**TASK INSTRUCTIONS**
From the report on Lady Cobbold's funeral below, copy out the passage word for word, starting at the words "1. Report in" and ending after "from Paigham Sulh.".

**EXTRACT**
########################################
Translated and compiled by Dr Zahid Aziz

1. Report in Lahore Ahmadiyya Urdu magazine

Translated below is an article from the Lahore Ahmadiyya Urdu organ Paigham Sulh of Lahore, Pakistan, dated 13 February 1963 (p. 7–8), written by Maulana Yaqub Khan entitled:

Lady Cobbold — the Islamic funeral of a Scottish convert to Islam.
An Islamic grave on top of a Scottish hill
,
Headstone inscribed with “Allah is the light of the heavens and the earth”

Maulana Yaqub Khan was Head of the Woking Muslim Mission at the time and the Imam was Maulana Shaikh Muhammad Tufail. He sent this report to Lahore from the Woking Mosque and Mission.

See at this link the image of the original article from Paigham Sulh.


It was on the 26th January 1963 that at 8 p.m. there was a telephone call, asking to speak to the Imam. I answered it and found that the caller was a British woman who informed me that Lady Evelyn Cobbold had died at her ancestral home in Inverness. The caller said that as Lady Cobbold was a Muslim she had phoned the Islamic Cultural Centre in London to ask for help in organising the funeral, and they had given the contact of an undertaker. I said that the undertaker would not be able to conduct the janaza prayer and that prayer is the crux of the funeral. She said: This is why I have phoned you, because I know that for the funeral prayer an imam is required, not an undertaker. Undertakers can be obtained in Inverness, she said, but as I received no help from the Islamic Cultural Centre, this is why I am calling you.
########################################
**RAW DATA**
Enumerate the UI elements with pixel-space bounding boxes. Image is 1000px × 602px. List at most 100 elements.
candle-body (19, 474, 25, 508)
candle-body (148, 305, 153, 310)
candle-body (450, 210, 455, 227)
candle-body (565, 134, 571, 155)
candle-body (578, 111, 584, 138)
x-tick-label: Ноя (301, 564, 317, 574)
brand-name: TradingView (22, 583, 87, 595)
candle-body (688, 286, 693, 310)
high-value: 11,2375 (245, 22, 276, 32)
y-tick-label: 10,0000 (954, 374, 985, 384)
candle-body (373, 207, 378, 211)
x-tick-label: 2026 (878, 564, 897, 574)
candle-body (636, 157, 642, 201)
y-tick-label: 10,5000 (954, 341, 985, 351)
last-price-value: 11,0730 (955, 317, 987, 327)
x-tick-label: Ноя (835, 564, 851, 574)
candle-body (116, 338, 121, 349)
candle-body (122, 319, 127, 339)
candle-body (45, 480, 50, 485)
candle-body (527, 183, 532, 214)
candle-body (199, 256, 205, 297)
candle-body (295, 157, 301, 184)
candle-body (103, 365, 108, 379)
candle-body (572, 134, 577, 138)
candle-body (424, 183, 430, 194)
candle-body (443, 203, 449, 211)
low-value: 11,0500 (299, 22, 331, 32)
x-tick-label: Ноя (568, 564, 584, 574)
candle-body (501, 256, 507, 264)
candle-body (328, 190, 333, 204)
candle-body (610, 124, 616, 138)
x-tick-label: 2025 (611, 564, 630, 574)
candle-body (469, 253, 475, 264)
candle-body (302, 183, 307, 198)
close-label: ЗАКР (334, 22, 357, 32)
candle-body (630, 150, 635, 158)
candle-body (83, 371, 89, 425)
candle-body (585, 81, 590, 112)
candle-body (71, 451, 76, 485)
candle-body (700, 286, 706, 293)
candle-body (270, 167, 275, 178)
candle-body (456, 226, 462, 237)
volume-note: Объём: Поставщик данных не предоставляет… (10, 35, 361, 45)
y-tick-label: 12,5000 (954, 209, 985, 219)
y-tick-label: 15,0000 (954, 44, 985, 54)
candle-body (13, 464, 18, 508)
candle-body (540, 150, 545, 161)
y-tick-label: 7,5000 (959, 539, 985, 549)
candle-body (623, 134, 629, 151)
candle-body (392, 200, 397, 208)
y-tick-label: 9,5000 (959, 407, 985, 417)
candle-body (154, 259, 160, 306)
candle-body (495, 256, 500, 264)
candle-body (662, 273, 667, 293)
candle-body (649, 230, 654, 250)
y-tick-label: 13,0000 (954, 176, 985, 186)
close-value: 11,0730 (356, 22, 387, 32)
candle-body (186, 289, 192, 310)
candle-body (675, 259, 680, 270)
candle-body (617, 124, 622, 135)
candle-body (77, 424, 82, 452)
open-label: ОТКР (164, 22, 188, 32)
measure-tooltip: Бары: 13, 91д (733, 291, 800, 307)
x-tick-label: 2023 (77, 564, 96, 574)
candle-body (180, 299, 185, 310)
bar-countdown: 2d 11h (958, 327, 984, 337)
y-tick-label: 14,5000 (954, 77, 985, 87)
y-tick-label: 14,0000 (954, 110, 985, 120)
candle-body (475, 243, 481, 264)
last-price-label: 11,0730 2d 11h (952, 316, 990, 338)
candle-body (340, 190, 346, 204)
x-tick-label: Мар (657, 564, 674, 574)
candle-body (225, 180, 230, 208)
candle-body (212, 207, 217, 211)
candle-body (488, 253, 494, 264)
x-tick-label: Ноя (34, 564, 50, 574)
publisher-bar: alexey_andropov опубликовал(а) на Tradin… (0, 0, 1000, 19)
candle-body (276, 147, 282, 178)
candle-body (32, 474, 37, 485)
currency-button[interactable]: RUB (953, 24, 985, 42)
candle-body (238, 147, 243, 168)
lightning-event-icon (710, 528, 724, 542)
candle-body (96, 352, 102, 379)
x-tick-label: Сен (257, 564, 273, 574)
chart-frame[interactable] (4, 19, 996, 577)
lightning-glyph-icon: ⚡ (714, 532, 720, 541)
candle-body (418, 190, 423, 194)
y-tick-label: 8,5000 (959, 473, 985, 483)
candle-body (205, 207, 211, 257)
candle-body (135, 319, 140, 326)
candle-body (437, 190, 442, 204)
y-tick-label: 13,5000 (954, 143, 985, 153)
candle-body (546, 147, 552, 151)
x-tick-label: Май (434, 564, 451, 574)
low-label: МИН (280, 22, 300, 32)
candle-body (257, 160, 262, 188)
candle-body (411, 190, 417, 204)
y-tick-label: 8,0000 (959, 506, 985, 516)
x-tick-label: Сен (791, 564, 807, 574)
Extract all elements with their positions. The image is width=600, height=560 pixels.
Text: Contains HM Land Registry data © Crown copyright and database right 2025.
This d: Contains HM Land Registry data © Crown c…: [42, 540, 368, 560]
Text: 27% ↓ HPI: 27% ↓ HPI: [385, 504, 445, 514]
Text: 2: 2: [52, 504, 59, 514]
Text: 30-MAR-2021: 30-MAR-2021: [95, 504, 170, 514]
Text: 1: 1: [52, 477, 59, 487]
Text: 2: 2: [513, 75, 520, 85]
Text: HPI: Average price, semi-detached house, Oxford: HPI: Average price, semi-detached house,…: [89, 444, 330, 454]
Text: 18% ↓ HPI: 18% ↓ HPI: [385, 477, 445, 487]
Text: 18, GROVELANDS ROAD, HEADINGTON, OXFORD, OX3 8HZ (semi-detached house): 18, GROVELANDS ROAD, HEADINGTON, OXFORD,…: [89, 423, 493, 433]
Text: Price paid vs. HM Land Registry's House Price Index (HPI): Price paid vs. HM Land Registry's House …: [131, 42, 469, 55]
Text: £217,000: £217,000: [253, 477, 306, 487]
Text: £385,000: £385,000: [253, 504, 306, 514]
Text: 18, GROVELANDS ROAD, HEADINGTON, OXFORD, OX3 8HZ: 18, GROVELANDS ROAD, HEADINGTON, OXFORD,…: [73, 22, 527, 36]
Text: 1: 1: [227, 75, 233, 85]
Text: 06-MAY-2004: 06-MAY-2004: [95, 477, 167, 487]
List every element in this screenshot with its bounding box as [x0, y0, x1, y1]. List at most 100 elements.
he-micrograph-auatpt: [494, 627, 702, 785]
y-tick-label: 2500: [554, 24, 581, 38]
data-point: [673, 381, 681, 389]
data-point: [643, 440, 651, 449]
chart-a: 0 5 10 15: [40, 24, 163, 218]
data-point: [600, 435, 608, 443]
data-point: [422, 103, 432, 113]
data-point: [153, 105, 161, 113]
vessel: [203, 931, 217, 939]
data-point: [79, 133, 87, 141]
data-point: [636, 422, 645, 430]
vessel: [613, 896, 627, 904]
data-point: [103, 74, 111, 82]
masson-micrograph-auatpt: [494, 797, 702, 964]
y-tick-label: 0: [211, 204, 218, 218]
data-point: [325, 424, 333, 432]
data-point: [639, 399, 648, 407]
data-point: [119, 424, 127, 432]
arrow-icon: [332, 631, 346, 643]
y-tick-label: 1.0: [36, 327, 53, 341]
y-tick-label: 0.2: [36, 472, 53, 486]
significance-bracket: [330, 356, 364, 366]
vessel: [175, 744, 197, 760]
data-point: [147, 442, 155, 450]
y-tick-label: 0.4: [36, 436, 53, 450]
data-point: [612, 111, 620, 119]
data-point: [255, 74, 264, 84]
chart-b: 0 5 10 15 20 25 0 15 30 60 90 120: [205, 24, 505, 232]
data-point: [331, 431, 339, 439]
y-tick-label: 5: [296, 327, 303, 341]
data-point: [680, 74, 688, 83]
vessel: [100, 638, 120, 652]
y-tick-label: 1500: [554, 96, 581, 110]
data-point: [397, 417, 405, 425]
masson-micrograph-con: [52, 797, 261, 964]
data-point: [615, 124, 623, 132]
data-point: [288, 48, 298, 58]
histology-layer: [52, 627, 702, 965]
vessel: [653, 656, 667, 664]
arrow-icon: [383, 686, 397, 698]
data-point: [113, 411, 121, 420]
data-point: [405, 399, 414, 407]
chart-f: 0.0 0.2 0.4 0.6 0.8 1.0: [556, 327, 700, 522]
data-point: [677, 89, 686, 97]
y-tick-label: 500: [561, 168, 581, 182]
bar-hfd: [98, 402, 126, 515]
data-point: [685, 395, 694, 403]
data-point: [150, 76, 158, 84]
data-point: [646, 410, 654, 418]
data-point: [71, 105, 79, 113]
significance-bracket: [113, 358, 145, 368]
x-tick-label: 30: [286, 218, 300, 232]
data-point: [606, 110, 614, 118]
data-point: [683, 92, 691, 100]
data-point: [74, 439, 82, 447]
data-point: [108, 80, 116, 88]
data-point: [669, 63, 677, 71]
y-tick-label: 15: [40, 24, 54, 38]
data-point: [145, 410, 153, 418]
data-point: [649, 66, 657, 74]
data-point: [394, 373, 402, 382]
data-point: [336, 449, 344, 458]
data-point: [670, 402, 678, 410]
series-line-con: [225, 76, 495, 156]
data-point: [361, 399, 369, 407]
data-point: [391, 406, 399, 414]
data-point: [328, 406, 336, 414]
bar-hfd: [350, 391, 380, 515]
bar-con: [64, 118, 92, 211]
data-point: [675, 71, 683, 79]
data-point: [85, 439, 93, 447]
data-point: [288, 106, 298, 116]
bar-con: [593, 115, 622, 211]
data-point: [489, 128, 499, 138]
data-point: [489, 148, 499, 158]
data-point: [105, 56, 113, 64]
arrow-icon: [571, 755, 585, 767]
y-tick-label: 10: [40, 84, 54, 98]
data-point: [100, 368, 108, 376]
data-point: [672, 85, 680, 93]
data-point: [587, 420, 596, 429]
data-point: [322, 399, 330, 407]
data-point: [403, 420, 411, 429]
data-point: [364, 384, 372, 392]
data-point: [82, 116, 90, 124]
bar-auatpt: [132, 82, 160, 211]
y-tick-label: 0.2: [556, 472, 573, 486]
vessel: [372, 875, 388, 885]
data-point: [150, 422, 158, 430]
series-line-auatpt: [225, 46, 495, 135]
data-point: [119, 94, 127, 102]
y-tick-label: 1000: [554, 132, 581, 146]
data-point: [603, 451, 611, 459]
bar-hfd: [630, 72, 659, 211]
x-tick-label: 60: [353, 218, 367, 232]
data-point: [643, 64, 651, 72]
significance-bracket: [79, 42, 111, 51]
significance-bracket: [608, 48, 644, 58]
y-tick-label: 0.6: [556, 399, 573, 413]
########################################
**EXPECTED ANSWER**
1. Report in Lahore Ahmadiyya Urdu magazine

Translated below is an article from the Lahore Ahmadiyya Urdu organ Paigham Sulh of Lahore, Pakistan, dated 13 February 1963 (p. 7–8), written by Maulana Yaqub Khan entitled:

Lady Cobbold — the Islamic funeral of a Scottish convert to Islam.
An Islamic grave on top of a Scottish hill
,
Headstone inscribed with “Allah is the light of the heavens and the earth”

Maulana Yaqub Khan was Head of the Woking Muslim Mission at the time and the Imam was Maulana Shaikh Muhammad Tufail. He sent this report to Lahore from the Woking Mosque and Mission.

See at this link the image of the original article from Paigham Sulh.